_Exercise brief_. Nothing should be left out: output all of the entries exactly.

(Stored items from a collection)
————

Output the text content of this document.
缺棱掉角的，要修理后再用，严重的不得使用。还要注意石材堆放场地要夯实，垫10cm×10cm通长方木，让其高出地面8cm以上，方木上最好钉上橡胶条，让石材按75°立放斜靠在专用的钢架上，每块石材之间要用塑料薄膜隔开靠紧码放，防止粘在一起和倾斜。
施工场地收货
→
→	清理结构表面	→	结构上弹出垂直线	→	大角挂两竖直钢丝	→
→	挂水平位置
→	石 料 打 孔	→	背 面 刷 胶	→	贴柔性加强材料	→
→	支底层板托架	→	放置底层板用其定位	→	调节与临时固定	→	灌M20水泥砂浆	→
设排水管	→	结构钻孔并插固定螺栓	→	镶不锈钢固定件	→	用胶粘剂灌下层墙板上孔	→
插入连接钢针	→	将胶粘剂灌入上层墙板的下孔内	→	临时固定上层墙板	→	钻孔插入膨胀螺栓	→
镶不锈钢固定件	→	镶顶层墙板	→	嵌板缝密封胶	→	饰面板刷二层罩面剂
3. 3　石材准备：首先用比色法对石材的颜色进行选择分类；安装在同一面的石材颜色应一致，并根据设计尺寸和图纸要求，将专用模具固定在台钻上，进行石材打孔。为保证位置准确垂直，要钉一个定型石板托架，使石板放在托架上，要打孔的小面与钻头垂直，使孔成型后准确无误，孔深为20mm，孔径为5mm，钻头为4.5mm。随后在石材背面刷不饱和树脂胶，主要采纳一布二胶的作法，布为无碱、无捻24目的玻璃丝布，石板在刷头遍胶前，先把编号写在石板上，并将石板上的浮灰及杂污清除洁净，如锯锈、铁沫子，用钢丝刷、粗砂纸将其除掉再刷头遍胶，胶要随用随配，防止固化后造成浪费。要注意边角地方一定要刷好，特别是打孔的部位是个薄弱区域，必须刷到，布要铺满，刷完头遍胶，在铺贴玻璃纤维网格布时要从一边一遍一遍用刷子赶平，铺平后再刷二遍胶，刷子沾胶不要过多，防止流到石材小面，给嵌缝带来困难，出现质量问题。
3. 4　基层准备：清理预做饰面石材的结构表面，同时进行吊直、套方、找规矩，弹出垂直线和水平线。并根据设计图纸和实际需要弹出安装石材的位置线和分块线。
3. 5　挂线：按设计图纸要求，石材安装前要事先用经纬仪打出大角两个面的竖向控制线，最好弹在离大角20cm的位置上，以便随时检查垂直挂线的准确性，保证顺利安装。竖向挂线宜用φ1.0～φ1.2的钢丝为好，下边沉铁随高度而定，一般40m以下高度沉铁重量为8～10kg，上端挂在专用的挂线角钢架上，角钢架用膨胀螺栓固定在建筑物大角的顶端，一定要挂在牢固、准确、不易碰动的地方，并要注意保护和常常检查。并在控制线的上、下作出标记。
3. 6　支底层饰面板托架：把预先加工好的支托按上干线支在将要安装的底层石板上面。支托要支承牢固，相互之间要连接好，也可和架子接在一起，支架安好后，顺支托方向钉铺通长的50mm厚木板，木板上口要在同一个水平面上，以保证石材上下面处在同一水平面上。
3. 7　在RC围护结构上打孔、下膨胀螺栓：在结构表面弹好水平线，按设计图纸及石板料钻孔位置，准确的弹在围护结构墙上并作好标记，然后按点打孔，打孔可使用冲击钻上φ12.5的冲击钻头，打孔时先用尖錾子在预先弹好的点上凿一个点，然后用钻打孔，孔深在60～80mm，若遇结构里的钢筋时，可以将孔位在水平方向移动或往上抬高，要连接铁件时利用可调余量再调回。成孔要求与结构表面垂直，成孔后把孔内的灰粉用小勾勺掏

————

_Answer in full_.
Output the text content of this document.
缺棱掉角的，要修理后再用，严重的不得使用。还要注意石材堆放场地要夯实，垫10cm×10cm通长方木，让其高出地面8cm以上，方木上最好钉上橡胶条，让石材按75°立放斜靠在专用的钢架上，每块石材之间要用塑料薄膜隔开靠紧码放，防止粘在一起和倾斜。
施工场地收货
→
→	清理结构表面	→	结构上弹出垂直线	→	大角挂两竖直钢丝	→
→	挂水平位置
→	石 料 打 孔	→	背 面 刷 胶	→	贴柔性加强材料	→
→	支底层板托架	→	放置底层板用其定位	→	调节与临时固定	→	灌M20水泥砂浆	→
设排水管	→	结构钻孔并插固定螺栓	→	镶不锈钢固定件	→	用胶粘剂灌下层墙板上孔	→
插入连接钢针	→	将胶粘剂灌入上层墙板的下孔内	→	临时固定上层墙板	→	钻孔插入膨胀螺栓	→
镶不锈钢固定件	→	镶顶层墙板	→	嵌板缝密封胶	→	饰面板刷二层罩面剂
3. 3　石材准备：首先用比色法对石材的颜色进行选择分类；安装在同一面的石材颜色应一致，并根据设计尺寸和图纸要求，将专用模具固定在台钻上，进行石材打孔。为保证位置准确垂直，要钉一个定型石板托架，使石板放在托架上，要打孔的小面与钻头垂直，使孔成型后准确无误，孔深为20mm，孔径为5mm，钻头为4.5mm。随后在石材背面刷不饱和树脂胶，主要采纳一布二胶的作法，布为无碱、无捻24目的玻璃丝布，石板在刷头遍胶前，先把编号写在石板上，并将石板上的浮灰及杂污清除洁净，如锯锈、铁沫子，用钢丝刷、粗砂纸将其除掉再刷头遍胶，胶要随用随配，防止固化后造成浪费。要注意边角地方一定要刷好，特别是打孔的部位是个薄弱区域，必须刷到，布要铺满，刷完头遍胶，在铺贴玻璃纤维网格布时要从一边一遍一遍用刷子赶平，铺平后再刷二遍胶，刷子沾胶不要过多，防止流到石材小面，给嵌缝带来困难，出现质量问题。
3. 4　基层准备：清理预做饰面石材的结构表面，同时进行吊直、套方、找规矩，弹出垂直线和水平线。并根据设计图纸和实际需要弹出安装石材的位置线和分块线。
3. 5　挂线：按设计图纸要求，石材安装前要事先用经纬仪打出大角两个面的竖向控制线，最好弹在离大角20cm的位置上，以便随时检查垂直挂线的准确性，保证顺利安装。竖向挂线宜用φ1.0～φ1.2的钢丝为好，下边沉铁随高度而定，一般40m以下高度沉铁重量为8～10kg，上端挂在专用的挂线角钢架上，角钢架用膨胀螺栓固定在建筑物大角的顶端，一定要挂在牢固、准确、不易碰动的地方，并要注意保护和常常检查。并在控制线的上、下作出标记。
3. 6　支底层饰面板托架：把预先加工好的支托按上干线支在将要安装的底层石板上面。支托要支承牢固，相互之间要连接好，也可和架子接在一起，支架安好后，顺支托方向钉铺通长的50mm厚木板，木板上口要在同一个水平面上，以保证石材上下面处在同一水平面上。
3. 7　在RC围护结构上打孔、下膨胀螺栓：在结构表面弹好水平线，按设计图纸及石板料钻孔位置，准确的弹在围护结构墙上并作好标记，然后按点打孔，打孔可使用冲击钻上φ12.5的冲击钻头，打孔时先用尖錾子在预先弹好的点上凿一个点，然后用钻打孔，孔深在60～80mm，若遇结构里的钢筋时，可以将孔位在水平方向移动或往上抬高，要连接铁件时利用可调余量再调回。成孔要求与结构表面垂直，成孔后把孔内的灰粉用小勾勺掏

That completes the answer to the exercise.